Reproduce all of the records exactly.

## GIVEN DATA

* begin *

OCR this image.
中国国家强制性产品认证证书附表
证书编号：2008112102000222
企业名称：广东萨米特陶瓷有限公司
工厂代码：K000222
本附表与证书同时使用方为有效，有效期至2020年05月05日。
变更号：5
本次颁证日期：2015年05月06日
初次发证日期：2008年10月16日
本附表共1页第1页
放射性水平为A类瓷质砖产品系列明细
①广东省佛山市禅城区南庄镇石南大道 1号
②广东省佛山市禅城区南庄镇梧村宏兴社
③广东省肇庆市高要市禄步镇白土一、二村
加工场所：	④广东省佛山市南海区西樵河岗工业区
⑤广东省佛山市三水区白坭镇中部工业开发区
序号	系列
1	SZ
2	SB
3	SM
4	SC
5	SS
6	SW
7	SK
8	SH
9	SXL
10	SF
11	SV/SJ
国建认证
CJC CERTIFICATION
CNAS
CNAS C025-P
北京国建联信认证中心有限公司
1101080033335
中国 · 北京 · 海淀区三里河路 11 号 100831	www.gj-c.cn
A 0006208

* end *

## CORRECT RESULT
OCR this image.
中国国家强制性产品认证证书附表
证书编号：2008112102000222
企业名称：广东萨米特陶瓷有限公司
工厂代码：K000222
本附表与证书同时使用方为有效，有效期至2020年05月05日。
变更号：5
本次颁证日期：2015年05月06日
初次发证日期：2008年10月16日
本附表共1页第1页
放射性水平为A类瓷质砖产品系列明细
①广东省佛山市禅城区南庄镇石南大道 1号
②广东省佛山市禅城区南庄镇梧村宏兴社
③广东省肇庆市高要市禄步镇白土一、二村
加工场所：	④广东省佛山市南海区西樵河岗工业区
⑤广东省佛山市三水区白坭镇中部工业开发区
序号	系列
1	SZ
2	SB
3	SM
4	SC
5	SS
6	SW
7	SK
8	SH
9	SXL
10	SF
11	SV/SJ
国建认证
CJC CERTIFICATION
CNAS
CNAS C025-P
北京国建联信认证中心有限公司
1101080033335
中国 · 北京 · 海淀区三里河路 11 号 100831	www.gj-c.cn
A 0006208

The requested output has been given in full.